Records from a collection
= = = = = = =

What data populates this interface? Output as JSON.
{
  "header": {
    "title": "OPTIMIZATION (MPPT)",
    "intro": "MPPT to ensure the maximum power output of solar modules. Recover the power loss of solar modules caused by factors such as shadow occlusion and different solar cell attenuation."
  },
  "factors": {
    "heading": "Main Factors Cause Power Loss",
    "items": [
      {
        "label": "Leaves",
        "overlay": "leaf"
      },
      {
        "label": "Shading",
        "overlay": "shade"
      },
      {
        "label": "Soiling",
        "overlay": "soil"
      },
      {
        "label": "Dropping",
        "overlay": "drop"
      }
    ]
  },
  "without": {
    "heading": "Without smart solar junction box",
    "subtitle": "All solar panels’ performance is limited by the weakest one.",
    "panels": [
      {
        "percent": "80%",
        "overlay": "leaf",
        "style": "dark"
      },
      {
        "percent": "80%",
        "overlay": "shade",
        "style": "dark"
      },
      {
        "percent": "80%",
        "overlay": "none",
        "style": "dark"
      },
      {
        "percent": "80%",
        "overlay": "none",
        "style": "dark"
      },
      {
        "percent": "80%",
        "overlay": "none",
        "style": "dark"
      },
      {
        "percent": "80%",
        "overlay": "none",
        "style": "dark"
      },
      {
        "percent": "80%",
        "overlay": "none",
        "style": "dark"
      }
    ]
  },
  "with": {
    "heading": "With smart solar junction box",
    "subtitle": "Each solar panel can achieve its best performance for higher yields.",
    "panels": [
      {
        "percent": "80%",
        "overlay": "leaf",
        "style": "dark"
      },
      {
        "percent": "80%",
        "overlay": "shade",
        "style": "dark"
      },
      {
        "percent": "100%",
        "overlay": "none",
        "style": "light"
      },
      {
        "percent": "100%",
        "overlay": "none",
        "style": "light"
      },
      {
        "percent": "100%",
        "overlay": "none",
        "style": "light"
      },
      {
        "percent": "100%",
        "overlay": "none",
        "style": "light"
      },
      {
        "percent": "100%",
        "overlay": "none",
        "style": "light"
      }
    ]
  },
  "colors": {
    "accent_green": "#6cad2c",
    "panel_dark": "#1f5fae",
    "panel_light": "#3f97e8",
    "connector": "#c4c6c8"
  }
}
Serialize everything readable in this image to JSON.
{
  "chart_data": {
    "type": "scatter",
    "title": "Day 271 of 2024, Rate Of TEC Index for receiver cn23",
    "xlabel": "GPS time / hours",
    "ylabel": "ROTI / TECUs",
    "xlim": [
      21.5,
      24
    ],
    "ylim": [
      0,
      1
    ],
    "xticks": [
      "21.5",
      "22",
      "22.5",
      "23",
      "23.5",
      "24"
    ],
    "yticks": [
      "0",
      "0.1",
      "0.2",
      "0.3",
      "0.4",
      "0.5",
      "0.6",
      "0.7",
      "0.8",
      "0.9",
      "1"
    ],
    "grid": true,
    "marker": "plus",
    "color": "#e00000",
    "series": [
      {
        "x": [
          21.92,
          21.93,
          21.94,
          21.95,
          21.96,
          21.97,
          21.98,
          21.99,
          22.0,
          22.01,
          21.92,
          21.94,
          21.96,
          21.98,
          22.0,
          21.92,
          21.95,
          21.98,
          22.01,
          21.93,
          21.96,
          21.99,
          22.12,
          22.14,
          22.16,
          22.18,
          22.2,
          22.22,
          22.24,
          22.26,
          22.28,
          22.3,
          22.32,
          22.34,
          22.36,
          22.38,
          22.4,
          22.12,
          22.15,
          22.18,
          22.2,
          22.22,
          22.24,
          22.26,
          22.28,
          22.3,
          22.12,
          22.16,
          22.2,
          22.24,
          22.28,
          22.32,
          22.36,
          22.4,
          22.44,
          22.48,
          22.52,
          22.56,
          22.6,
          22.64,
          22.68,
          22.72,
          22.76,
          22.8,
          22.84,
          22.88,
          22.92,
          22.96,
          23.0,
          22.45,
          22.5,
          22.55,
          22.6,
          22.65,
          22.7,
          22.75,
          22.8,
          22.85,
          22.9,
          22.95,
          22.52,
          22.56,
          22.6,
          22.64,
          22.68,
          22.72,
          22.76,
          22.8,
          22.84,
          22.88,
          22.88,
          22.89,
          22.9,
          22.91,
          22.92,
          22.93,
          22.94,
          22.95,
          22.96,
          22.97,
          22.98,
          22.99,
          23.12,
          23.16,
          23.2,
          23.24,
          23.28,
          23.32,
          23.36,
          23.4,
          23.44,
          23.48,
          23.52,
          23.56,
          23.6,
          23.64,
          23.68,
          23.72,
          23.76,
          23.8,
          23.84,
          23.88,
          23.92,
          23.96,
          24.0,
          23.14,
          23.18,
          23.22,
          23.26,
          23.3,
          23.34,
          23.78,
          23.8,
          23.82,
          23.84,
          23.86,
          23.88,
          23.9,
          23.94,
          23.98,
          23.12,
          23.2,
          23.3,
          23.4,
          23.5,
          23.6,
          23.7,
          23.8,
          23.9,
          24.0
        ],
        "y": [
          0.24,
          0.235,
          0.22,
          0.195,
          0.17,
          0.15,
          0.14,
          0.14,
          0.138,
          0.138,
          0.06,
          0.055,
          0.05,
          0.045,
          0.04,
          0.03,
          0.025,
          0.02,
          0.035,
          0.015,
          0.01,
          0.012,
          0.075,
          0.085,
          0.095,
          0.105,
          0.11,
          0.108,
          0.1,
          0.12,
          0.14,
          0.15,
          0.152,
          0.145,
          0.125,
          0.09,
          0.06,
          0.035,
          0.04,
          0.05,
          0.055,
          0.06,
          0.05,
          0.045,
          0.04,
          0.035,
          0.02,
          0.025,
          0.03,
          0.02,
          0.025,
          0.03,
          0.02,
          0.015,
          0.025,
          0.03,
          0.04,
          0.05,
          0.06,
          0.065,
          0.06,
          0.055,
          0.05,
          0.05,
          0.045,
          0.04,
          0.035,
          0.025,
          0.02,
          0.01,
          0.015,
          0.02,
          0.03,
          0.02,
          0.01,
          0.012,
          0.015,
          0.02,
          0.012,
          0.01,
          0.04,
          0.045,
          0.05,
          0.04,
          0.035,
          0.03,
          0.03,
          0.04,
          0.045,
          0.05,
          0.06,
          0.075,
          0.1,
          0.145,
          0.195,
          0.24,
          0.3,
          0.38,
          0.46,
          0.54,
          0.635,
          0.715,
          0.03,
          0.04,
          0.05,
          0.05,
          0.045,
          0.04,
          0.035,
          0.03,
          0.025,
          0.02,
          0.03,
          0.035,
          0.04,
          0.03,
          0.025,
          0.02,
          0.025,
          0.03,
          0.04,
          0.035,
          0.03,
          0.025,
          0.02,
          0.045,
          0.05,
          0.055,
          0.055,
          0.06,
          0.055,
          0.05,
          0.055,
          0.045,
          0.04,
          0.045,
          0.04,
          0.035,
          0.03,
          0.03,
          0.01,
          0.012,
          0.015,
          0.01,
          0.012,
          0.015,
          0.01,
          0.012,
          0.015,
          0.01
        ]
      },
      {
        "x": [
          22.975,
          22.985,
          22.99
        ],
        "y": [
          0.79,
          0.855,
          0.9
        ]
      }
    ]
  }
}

= = = = = = =

Task statement
List all lines holding the string "subtitle".

Answer for the task
    "subtitle": "All solar panels’ performance is limited by the weakest one.",
    "subtitle": "Each solar panel can achieve its best performance for higher yields.",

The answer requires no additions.